- **Task instructions**
Answer with one number only: the number of lines that contain "name".

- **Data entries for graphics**
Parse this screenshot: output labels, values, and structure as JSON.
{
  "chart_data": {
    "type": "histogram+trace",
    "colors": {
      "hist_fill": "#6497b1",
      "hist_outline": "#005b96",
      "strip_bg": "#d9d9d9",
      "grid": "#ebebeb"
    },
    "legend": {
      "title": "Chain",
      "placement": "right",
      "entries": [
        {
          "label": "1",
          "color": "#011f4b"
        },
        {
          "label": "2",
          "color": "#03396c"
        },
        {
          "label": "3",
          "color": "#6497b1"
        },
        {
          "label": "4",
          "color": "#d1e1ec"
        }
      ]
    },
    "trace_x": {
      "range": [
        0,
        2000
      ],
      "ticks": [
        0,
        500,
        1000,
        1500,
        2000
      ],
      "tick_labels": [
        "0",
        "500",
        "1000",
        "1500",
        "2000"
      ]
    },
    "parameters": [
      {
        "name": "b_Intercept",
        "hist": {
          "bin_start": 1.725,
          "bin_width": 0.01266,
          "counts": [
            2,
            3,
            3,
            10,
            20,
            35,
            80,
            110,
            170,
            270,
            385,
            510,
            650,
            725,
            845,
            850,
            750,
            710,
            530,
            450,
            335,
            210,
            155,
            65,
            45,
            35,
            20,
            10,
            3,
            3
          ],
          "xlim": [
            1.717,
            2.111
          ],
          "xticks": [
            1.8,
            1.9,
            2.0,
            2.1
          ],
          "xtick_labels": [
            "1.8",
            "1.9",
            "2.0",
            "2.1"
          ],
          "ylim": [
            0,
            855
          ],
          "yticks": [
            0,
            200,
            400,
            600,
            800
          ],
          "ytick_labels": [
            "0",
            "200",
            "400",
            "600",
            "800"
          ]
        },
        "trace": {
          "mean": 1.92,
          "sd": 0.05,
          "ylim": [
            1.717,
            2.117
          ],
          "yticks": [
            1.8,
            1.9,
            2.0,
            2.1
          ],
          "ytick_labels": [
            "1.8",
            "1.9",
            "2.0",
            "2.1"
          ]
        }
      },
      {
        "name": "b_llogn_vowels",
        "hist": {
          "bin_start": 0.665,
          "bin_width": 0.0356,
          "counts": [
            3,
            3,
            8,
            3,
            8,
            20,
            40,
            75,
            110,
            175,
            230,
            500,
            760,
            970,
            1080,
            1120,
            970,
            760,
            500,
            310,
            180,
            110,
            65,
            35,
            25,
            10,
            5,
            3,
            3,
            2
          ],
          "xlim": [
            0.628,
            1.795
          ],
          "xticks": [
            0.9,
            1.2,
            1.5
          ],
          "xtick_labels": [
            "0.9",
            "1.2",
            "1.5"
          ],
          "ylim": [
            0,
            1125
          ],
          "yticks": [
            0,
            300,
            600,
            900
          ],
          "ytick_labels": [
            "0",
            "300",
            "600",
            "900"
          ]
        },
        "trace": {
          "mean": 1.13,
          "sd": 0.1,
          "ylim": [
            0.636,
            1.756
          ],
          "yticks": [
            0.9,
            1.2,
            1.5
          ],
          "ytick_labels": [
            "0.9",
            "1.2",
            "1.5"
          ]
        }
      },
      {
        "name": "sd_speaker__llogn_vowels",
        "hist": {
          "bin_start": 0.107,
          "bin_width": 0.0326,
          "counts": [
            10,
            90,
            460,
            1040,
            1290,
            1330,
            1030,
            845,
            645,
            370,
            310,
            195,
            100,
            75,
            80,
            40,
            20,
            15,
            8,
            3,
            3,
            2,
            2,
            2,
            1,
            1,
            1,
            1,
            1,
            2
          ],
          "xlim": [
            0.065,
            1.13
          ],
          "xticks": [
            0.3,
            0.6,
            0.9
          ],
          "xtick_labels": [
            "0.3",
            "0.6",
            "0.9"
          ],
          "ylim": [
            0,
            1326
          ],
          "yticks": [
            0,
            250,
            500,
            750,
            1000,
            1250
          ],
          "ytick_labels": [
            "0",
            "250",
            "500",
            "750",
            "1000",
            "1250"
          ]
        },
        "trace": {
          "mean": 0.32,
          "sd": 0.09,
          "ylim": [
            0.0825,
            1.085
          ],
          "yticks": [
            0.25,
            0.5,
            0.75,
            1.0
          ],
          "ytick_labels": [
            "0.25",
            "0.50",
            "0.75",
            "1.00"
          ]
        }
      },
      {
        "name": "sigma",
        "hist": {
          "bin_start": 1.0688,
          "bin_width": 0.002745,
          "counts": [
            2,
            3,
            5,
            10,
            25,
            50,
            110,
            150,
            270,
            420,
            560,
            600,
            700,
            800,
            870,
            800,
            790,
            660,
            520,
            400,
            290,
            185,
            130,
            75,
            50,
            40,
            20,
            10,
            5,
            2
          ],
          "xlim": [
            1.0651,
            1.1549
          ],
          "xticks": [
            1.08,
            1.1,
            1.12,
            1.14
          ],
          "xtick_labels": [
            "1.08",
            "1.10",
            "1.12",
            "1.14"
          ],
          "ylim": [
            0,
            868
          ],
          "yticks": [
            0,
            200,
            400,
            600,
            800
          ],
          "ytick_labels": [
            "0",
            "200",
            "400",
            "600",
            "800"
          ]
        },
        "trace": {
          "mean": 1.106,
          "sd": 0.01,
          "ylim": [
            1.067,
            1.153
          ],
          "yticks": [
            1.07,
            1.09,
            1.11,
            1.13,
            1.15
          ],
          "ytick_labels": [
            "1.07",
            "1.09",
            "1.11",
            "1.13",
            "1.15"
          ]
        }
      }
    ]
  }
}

* * *

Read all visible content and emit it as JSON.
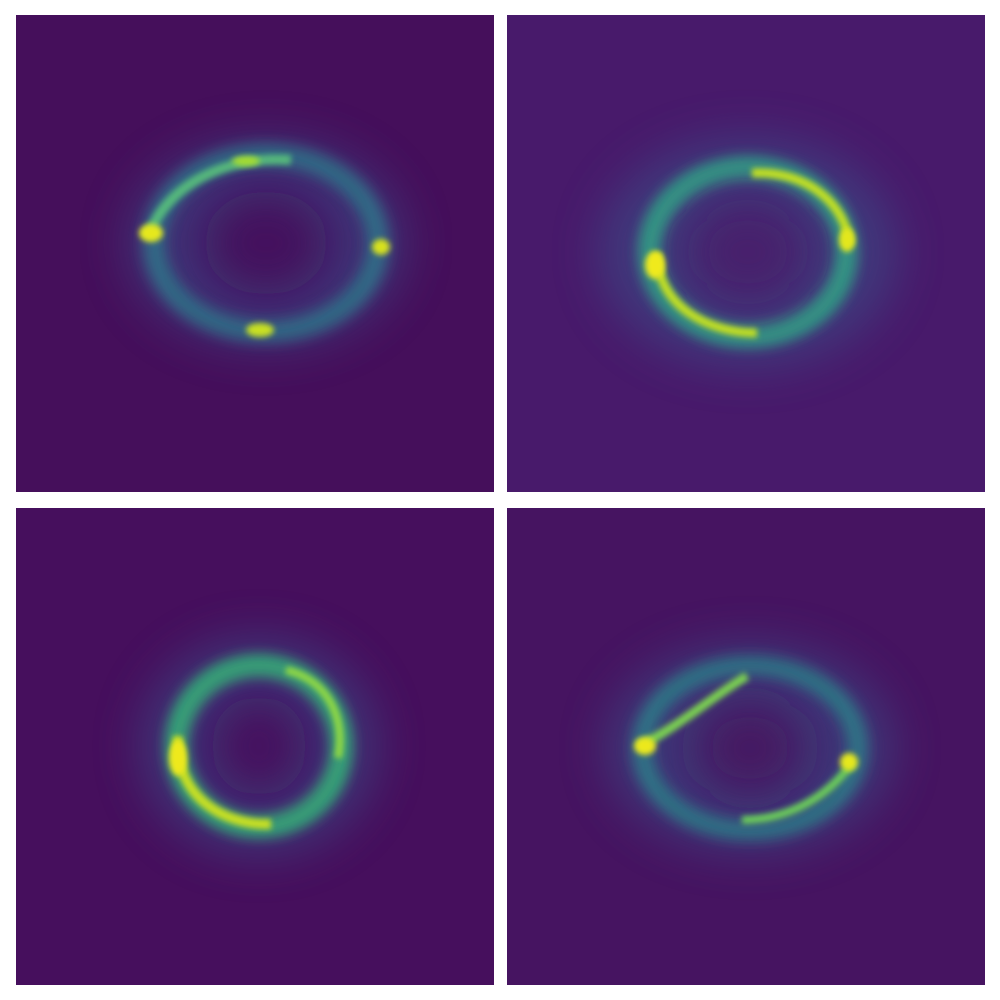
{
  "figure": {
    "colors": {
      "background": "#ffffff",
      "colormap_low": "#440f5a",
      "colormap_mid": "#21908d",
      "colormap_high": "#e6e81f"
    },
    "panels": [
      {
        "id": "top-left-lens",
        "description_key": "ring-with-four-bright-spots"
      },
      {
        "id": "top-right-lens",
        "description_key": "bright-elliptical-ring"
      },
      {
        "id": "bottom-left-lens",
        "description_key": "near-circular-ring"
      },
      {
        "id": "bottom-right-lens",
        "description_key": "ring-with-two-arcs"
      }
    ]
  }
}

- **Final result**
4